(TO DO): Collect every line below that contains the word "适用范围".

(RECORDS TO USE):
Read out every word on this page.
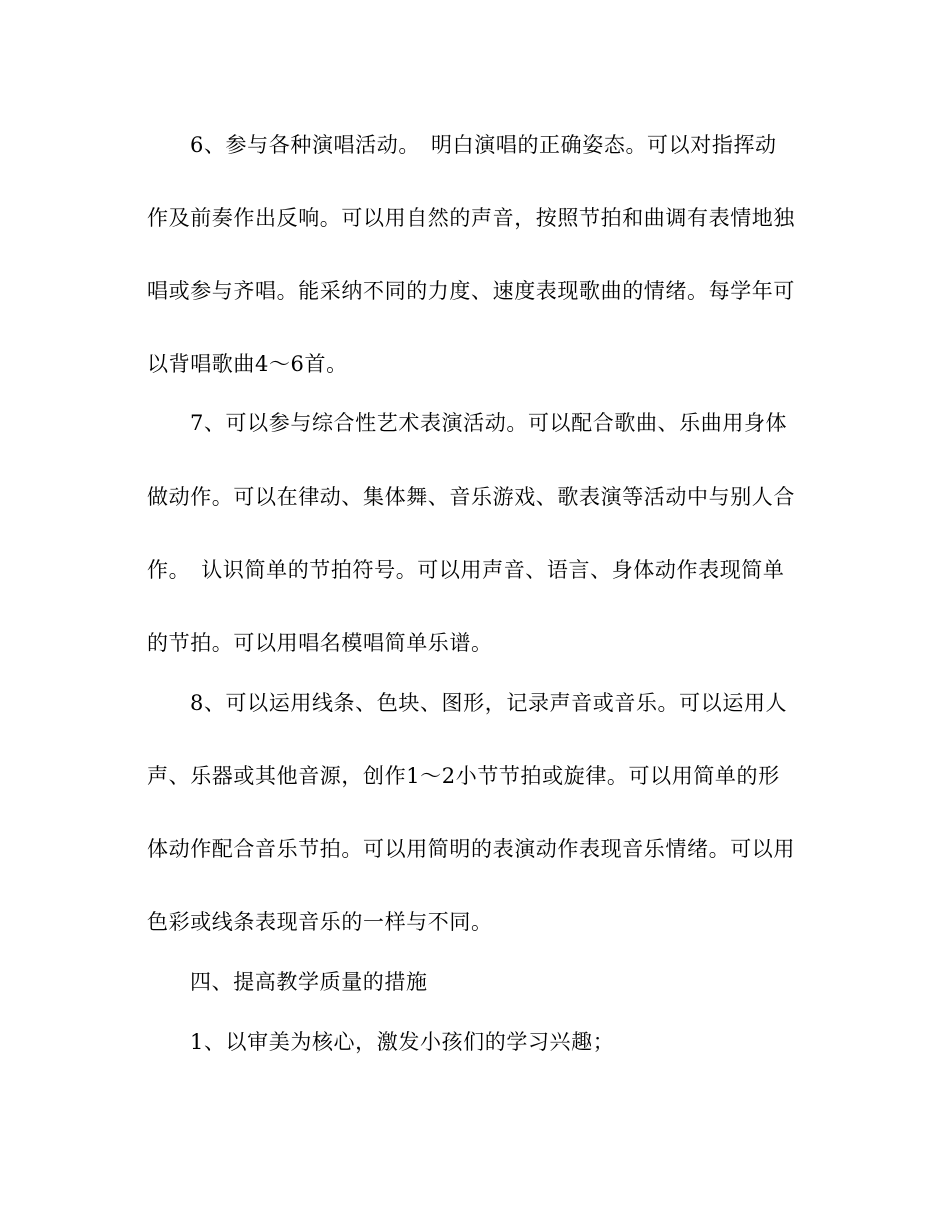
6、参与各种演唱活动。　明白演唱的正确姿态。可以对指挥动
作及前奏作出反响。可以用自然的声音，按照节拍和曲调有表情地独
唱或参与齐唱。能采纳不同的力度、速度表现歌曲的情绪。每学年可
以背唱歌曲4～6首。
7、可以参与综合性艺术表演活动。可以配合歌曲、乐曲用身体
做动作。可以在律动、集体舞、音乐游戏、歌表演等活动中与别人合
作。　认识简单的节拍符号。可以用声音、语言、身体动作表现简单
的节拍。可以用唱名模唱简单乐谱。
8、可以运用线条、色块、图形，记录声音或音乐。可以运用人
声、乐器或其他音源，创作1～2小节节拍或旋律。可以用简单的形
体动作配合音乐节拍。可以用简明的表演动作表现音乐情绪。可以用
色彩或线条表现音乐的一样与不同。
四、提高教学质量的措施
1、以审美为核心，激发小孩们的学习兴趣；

==

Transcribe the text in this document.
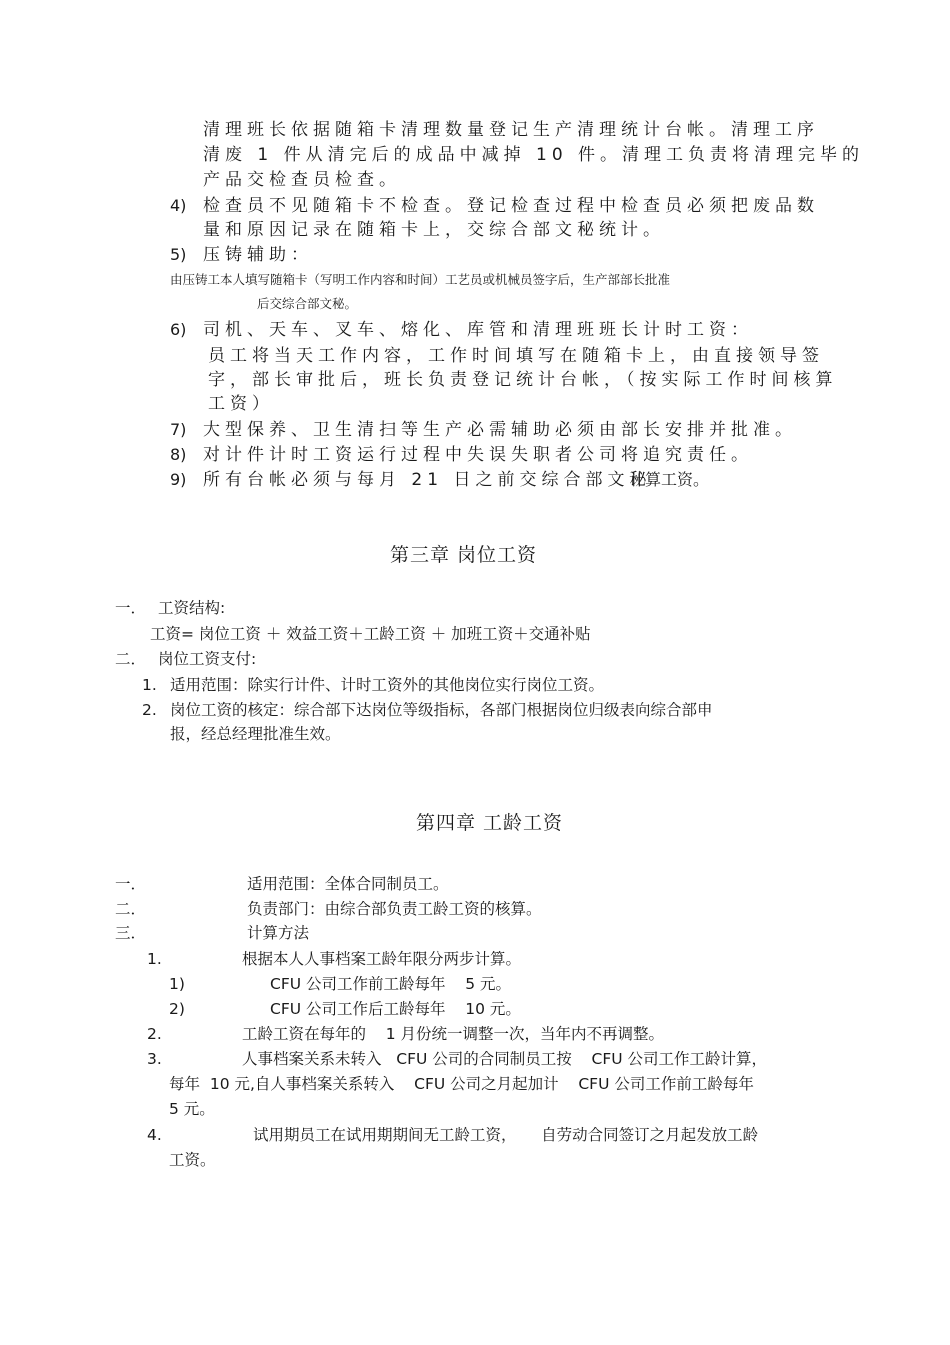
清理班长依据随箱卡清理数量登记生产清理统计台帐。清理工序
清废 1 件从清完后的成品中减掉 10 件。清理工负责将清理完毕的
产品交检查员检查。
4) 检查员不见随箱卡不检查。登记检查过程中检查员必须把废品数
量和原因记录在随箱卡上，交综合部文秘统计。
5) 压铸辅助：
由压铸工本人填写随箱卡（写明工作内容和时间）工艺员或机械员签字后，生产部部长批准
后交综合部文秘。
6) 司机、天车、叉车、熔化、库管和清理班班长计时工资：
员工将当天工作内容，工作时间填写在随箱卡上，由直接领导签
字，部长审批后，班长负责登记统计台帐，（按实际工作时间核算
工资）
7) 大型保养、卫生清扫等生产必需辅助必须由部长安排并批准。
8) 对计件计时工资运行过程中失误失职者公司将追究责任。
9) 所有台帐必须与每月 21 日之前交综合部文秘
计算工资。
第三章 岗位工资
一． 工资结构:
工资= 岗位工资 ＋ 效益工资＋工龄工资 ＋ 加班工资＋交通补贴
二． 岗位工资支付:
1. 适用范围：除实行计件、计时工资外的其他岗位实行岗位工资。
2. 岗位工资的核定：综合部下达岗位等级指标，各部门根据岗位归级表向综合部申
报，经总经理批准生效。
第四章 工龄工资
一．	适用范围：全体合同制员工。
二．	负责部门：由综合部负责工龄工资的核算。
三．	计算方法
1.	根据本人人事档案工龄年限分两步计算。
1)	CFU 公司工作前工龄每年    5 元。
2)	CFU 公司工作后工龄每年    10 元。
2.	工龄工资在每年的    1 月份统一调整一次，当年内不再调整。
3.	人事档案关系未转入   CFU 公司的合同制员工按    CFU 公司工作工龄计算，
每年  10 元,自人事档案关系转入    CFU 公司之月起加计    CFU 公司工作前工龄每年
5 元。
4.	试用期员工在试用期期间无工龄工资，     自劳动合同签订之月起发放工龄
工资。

(TASK ANSWER):
1. 适用范围：除实行计件、计时工资外的其他岗位实行岗位工资。
一．	适用范围：全体合同制员工。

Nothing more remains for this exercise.